**WHAT THE EXERCISE ASKS:** Please retype the entries below exactly as they are written.

======== SOURCE MATERIAL ========

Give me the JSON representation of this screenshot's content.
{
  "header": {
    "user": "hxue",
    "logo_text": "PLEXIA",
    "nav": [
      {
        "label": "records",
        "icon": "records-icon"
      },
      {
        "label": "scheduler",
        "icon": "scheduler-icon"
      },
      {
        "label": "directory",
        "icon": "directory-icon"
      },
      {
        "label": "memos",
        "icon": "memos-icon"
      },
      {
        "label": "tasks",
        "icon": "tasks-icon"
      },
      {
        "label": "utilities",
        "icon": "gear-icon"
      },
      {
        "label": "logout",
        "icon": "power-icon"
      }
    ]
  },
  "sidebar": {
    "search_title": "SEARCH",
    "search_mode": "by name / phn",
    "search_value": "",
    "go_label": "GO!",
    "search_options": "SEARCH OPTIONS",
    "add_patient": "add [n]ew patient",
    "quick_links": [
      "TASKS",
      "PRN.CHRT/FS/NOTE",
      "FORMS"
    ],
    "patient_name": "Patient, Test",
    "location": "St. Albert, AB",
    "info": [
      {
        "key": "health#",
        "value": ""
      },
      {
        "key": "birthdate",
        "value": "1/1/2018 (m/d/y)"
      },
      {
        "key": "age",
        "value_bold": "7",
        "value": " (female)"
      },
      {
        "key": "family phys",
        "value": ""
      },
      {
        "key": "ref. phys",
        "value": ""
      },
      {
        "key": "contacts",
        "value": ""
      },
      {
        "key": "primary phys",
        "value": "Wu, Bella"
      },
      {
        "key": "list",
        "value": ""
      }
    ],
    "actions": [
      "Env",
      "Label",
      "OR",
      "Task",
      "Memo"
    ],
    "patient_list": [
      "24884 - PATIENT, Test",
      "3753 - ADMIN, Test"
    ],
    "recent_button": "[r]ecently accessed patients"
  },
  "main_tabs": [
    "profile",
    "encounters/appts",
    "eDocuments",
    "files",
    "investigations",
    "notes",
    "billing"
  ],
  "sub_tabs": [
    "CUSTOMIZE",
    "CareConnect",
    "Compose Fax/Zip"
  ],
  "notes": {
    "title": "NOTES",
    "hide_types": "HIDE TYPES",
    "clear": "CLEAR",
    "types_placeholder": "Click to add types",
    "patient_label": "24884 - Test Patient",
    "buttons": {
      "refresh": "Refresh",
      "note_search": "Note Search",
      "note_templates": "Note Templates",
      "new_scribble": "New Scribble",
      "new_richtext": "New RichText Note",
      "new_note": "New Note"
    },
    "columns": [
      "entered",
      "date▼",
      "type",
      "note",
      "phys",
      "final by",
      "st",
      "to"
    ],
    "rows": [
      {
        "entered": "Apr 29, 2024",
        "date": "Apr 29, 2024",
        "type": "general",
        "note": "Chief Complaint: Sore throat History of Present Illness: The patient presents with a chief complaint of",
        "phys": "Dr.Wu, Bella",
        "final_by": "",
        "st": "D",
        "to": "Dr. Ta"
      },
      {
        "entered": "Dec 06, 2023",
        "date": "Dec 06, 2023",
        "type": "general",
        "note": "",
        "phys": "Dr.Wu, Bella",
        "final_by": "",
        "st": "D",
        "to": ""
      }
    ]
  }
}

========

**TASK RESULT:**
Give me the JSON representation of this screenshot's content.
{
  "header": {
    "user": "hxue",
    "logo_text": "PLEXIA",
    "nav": [
      {
        "label": "records",
        "icon": "records-icon"
      },
      {
        "label": "scheduler",
        "icon": "scheduler-icon"
      },
      {
        "label": "directory",
        "icon": "directory-icon"
      },
      {
        "label": "memos",
        "icon": "memos-icon"
      },
      {
        "label": "tasks",
        "icon": "tasks-icon"
      },
      {
        "label": "utilities",
        "icon": "gear-icon"
      },
      {
        "label": "logout",
        "icon": "power-icon"
      }
    ]
  },
  "sidebar": {
    "search_title": "SEARCH",
    "search_mode": "by name / phn",
    "search_value": "",
    "go_label": "GO!",
    "search_options": "SEARCH OPTIONS",
    "add_patient": "add [n]ew patient",
    "quick_links": [
      "TASKS",
      "PRN.CHRT/FS/NOTE",
      "FORMS"
    ],
    "patient_name": "Patient, Test",
    "location": "St. Albert, AB",
    "info": [
      {
        "key": "health#",
        "value": ""
      },
      {
        "key": "birthdate",
        "value": "1/1/2018 (m/d/y)"
      },
      {
        "key": "age",
        "value_bold": "7",
        "value": " (female)"
      },
      {
        "key": "family phys",
        "value": ""
      },
      {
        "key": "ref. phys",
        "value": ""
      },
      {
        "key": "contacts",
        "value": ""
      },
      {
        "key": "primary phys",
        "value": "Wu, Bella"
      },
      {
        "key": "list",
        "value": ""
      }
    ],
    "actions": [
      "Env",
      "Label",
      "OR",
      "Task",
      "Memo"
    ],
    "patient_list": [
      "24884 - PATIENT, Test",
      "3753 - ADMIN, Test"
    ],
    "recent_button": "[r]ecently accessed patients"
  },
  "main_tabs": [
    "profile",
    "encounters/appts",
    "eDocuments",
    "files",
    "investigations",
    "notes",
    "billing"
  ],
  "sub_tabs": [
    "CUSTOMIZE",
    "CareConnect",
    "Compose Fax/Zip"
  ],
  "notes": {
    "title": "NOTES",
    "hide_types": "HIDE TYPES",
    "clear": "CLEAR",
    "types_placeholder": "Click to add types",
    "patient_label": "24884 - Test Patient",
    "buttons": {
      "refresh": "Refresh",
      "note_search": "Note Search",
      "note_templates": "Note Templates",
      "new_scribble": "New Scribble",
      "new_richtext": "New RichText Note",
      "new_note": "New Note"
    },
    "columns": [
      "entered",
      "date▼",
      "type",
      "note",
      "phys",
      "final by",
      "st",
      "to"
    ],
    "rows": [
      {
        "entered": "Apr 29, 2024",
        "date": "Apr 29, 2024",
        "type": "general",
        "note": "Chief Complaint: Sore throat History of Present Illness: The patient presents with a chief complaint of",
        "phys": "Dr.Wu, Bella",
        "final_by": "",
        "st": "D",
        "to": "Dr. Ta"
      },
      {
        "entered": "Dec 06, 2023",
        "date": "Dec 06, 2023",
        "type": "general",
        "note": "",
        "phys": "Dr.Wu, Bella",
        "final_by": "",
        "st": "D",
        "to": ""
      }
    ]
  }
}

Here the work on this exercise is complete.